§ **Work to complete**
Return each entry exactly, omitting nothing.

§ **Material supplied**
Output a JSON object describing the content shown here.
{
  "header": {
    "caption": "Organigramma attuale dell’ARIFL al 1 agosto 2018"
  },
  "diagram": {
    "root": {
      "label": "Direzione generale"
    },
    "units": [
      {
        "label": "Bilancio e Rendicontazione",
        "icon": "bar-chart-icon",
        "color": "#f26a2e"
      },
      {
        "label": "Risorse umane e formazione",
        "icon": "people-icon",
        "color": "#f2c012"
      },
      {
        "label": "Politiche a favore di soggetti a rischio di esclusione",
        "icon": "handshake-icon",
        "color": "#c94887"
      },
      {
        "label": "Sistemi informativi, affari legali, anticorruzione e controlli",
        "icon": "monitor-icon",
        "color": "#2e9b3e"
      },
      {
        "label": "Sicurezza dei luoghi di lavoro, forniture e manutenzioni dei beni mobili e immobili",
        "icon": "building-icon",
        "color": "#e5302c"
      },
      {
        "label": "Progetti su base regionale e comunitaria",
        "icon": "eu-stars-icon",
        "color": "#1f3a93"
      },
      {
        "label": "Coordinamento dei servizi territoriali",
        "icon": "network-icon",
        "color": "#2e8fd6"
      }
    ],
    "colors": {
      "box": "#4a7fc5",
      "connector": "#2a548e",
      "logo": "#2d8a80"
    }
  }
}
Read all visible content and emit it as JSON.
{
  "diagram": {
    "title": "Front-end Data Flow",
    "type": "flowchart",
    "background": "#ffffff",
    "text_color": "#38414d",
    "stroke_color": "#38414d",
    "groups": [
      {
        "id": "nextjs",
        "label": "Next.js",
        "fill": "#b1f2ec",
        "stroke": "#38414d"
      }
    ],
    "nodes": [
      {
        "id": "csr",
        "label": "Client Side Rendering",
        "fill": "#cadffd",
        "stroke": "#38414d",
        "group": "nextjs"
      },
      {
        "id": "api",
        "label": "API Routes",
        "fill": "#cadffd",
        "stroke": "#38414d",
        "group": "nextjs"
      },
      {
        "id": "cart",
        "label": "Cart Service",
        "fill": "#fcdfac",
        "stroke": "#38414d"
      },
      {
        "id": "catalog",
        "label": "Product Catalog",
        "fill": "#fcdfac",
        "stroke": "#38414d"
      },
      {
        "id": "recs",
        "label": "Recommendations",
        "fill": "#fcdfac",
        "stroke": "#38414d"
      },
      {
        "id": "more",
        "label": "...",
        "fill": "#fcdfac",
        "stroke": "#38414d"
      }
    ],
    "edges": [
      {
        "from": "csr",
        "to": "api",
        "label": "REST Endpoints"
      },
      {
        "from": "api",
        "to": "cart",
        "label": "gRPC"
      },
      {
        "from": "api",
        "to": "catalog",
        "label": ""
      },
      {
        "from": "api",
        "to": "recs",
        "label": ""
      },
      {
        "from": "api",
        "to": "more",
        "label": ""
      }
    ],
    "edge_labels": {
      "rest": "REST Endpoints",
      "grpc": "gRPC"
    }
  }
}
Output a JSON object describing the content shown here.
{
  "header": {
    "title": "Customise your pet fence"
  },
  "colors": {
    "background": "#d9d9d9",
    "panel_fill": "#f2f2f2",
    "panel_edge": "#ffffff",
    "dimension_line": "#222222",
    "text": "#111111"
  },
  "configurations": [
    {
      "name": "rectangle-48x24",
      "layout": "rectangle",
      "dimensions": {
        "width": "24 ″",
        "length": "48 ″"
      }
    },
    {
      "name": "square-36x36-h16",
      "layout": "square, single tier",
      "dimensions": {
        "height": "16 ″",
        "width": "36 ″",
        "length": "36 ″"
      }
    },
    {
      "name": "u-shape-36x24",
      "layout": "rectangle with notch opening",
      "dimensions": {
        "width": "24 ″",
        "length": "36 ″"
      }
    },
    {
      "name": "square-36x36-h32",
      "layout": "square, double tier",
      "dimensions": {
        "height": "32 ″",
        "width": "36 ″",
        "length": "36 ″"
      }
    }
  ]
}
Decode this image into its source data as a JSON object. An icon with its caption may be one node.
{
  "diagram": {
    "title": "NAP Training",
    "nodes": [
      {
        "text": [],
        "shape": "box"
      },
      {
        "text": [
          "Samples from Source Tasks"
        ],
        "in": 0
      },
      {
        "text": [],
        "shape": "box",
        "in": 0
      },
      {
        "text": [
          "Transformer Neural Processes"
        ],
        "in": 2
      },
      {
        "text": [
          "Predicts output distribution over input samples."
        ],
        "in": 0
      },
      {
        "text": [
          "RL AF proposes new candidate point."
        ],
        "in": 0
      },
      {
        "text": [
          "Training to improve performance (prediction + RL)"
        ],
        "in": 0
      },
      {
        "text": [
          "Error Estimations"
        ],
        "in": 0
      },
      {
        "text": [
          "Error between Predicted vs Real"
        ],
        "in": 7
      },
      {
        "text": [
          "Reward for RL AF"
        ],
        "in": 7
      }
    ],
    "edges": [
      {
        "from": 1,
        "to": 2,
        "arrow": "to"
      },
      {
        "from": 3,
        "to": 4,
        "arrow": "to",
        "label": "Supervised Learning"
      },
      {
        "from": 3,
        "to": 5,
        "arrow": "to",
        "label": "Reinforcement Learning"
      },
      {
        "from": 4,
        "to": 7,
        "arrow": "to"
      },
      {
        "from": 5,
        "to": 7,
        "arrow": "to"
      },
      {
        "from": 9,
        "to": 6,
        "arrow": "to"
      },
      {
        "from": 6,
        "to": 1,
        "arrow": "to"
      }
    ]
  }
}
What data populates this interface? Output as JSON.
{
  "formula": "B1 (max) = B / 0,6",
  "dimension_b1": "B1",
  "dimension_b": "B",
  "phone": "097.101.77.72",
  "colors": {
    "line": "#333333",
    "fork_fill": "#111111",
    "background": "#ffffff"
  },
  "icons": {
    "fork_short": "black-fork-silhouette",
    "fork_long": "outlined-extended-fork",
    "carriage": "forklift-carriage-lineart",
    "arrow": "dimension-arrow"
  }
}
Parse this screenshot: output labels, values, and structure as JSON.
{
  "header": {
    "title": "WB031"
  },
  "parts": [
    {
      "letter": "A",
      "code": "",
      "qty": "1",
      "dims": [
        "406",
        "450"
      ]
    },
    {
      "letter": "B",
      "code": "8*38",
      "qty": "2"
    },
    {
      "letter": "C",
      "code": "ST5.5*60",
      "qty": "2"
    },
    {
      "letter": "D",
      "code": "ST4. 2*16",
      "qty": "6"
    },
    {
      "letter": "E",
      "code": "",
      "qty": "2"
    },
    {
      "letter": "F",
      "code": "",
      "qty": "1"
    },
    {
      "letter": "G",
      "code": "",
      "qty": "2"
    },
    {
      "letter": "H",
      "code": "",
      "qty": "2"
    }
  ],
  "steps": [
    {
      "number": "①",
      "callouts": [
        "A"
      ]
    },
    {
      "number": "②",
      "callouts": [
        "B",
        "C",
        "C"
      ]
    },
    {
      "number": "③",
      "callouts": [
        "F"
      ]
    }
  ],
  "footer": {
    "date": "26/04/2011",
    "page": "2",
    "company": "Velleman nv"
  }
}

§ **Answer to this exercise**
Output a JSON object describing the content shown here.
{
  "header": {
    "caption": "Organigramma attuale dell’ARIFL al 1 agosto 2018"
  },
  "diagram": {
    "root": {
      "label": "Direzione generale"
    },
    "units": [
      {
        "label": "Bilancio e Rendicontazione",
        "icon": "bar-chart-icon",
        "color": "#f26a2e"
      },
      {
        "label": "Risorse umane e formazione",
        "icon": "people-icon",
        "color": "#f2c012"
      },
      {
        "label": "Politiche a favore di soggetti a rischio di esclusione",
        "icon": "handshake-icon",
        "color": "#c94887"
      },
      {
        "label": "Sistemi informativi, affari legali, anticorruzione e controlli",
        "icon": "monitor-icon",
        "color": "#2e9b3e"
      },
      {
        "label": "Sicurezza dei luoghi di lavoro, forniture e manutenzioni dei beni mobili e immobili",
        "icon": "building-icon",
        "color": "#e5302c"
      },
      {
        "label": "Progetti su base regionale e comunitaria",
        "icon": "eu-stars-icon",
        "color": "#1f3a93"
      },
      {
        "label": "Coordinamento dei servizi territoriali",
        "icon": "network-icon",
        "color": "#2e8fd6"
      }
    ],
    "colors": {
      "box": "#4a7fc5",
      "connector": "#2a548e",
      "logo": "#2d8a80"
    }
  }
}
Read all visible content and emit it as JSON.
{
  "diagram": {
    "title": "Front-end Data Flow",
    "type": "flowchart",
    "background": "#ffffff",
    "text_color": "#38414d",
    "stroke_color": "#38414d",
    "groups": [
      {
        "id": "nextjs",
        "label": "Next.js",
        "fill": "#b1f2ec",
        "stroke": "#38414d"
      }
    ],
    "nodes": [
      {
        "id": "csr",
        "label": "Client Side Rendering",
        "fill": "#cadffd",
        "stroke": "#38414d",
        "group": "nextjs"
      },
      {
        "id": "api",
        "label": "API Routes",
        "fill": "#cadffd",
        "stroke": "#38414d",
        "group": "nextjs"
      },
      {
        "id": "cart",
        "label": "Cart Service",
        "fill": "#fcdfac",
        "stroke": "#38414d"
      },
      {
        "id": "catalog",
        "label": "Product Catalog",
        "fill": "#fcdfac",
        "stroke": "#38414d"
      },
      {
        "id": "recs",
        "label": "Recommendations",
        "fill": "#fcdfac",
        "stroke": "#38414d"
      },
      {
        "id": "more",
        "label": "...",
        "fill": "#fcdfac",
        "stroke": "#38414d"
      }
    ],
    "edges": [
      {
        "from": "csr",
        "to": "api",
        "label": "REST Endpoints"
      },
      {
        "from": "api",
        "to": "cart",
        "label": "gRPC"
      },
      {
        "from": "api",
        "to": "catalog",
        "label": ""
      },
      {
        "from": "api",
        "to": "recs",
        "label": ""
      },
      {
        "from": "api",
        "to": "more",
        "label": ""
      }
    ],
    "edge_labels": {
      "rest": "REST Endpoints",
      "grpc": "gRPC"
    }
  }
}
Output a JSON object describing the content shown here.
{
  "header": {
    "title": "Customise your pet fence"
  },
  "colors": {
    "background": "#d9d9d9",
    "panel_fill": "#f2f2f2",
    "panel_edge": "#ffffff",
    "dimension_line": "#222222",
    "text": "#111111"
  },
  "configurations": [
    {
      "name": "rectangle-48x24",
      "layout": "rectangle",
      "dimensions": {
        "width": "24 ″",
        "length": "48 ″"
      }
    },
    {
      "name": "square-36x36-h16",
      "layout": "square, single tier",
      "dimensions": {
        "height": "16 ″",
        "width": "36 ″",
        "length": "36 ″"
      }
    },
    {
      "name": "u-shape-36x24",
      "layout": "rectangle with notch opening",
      "dimensions": {
        "width": "24 ″",
        "length": "36 ″"
      }
    },
    {
      "name": "square-36x36-h32",
      "layout": "square, double tier",
      "dimensions": {
        "height": "32 ″",
        "width": "36 ″",
        "length": "36 ″"
      }
    }
  ]
}
Decode this image into its source data as a JSON object. An icon with its caption may be one node.
{
  "diagram": {
    "title": "NAP Training",
    "nodes": [
      {
        "text": [],
        "shape": "box"
      },
      {
        "text": [
          "Samples from Source Tasks"
        ],
        "in": 0
      },
      {
        "text": [],
        "shape": "box",
        "in": 0
      },
      {
        "text": [
          "Transformer Neural Processes"
        ],
        "in": 2
      },
      {
        "text": [
          "Predicts output distribution over input samples."
        ],
        "in": 0
      },
      {
        "text": [
          "RL AF proposes new candidate point."
        ],
        "in": 0
      },
      {
        "text": [
          "Training to improve performance (prediction + RL)"
        ],
        "in": 0
      },
      {
        "text": [
          "Error Estimations"
        ],
        "in": 0
      },
      {
        "text": [
          "Error between Predicted vs Real"
        ],
        "in": 7
      },
      {
        "text": [
          "Reward for RL AF"
        ],
        "in": 7
      }
    ],
    "edges": [
      {
        "from": 1,
        "to": 2,
        "arrow": "to"
      },
      {
        "from": 3,
        "to": 4,
        "arrow": "to",
        "label": "Supervised Learning"
      },
      {
        "from": 3,
        "to": 5,
        "arrow": "to",
        "label": "Reinforcement Learning"
      },
      {
        "from": 4,
        "to": 7,
        "arrow": "to"
      },
      {
        "from": 5,
        "to": 7,
        "arrow": "to"
      },
      {
        "from": 9,
        "to": 6,
        "arrow": "to"
      },
      {
        "from": 6,
        "to": 1,
        "arrow": "to"
      }
    ]
  }
}
What data populates this interface? Output as JSON.
{
  "formula": "B1 (max) = B / 0,6",
  "dimension_b1": "B1",
  "dimension_b": "B",
  "phone": "097.101.77.72",
  "colors": {
    "line": "#333333",
    "fork_fill": "#111111",
    "background": "#ffffff"
  },
  "icons": {
    "fork_short": "black-fork-silhouette",
    "fork_long": "outlined-extended-fork",
    "carriage": "forklift-carriage-lineart",
    "arrow": "dimension-arrow"
  }
}
Parse this screenshot: output labels, values, and structure as JSON.
{
  "header": {
    "title": "WB031"
  },
  "parts": [
    {
      "letter": "A",
      "code": "",
      "qty": "1",
      "dims": [
        "406",
        "450"
      ]
    },
    {
      "letter": "B",
      "code": "8*38",
      "qty": "2"
    },
    {
      "letter": "C",
      "code": "ST5.5*60",
      "qty": "2"
    },
    {
      "letter": "D",
      "code": "ST4. 2*16",
      "qty": "6"
    },
    {
      "letter": "E",
      "code": "",
      "qty": "2"
    },
    {
      "letter": "F",
      "code": "",
      "qty": "1"
    },
    {
      "letter": "G",
      "code": "",
      "qty": "2"
    },
    {
      "letter": "H",
      "code": "",
      "qty": "2"
    }
  ],
  "steps": [
    {
      "number": "①",
      "callouts": [
        "A"
      ]
    },
    {
      "number": "②",
      "callouts": [
        "B",
        "C",
        "C"
      ]
    },
    {
      "number": "③",
      "callouts": [
        "F"
      ]
    }
  ],
  "footer": {
    "date": "26/04/2011",
    "page": "2",
    "company": "Velleman nv"
  }
}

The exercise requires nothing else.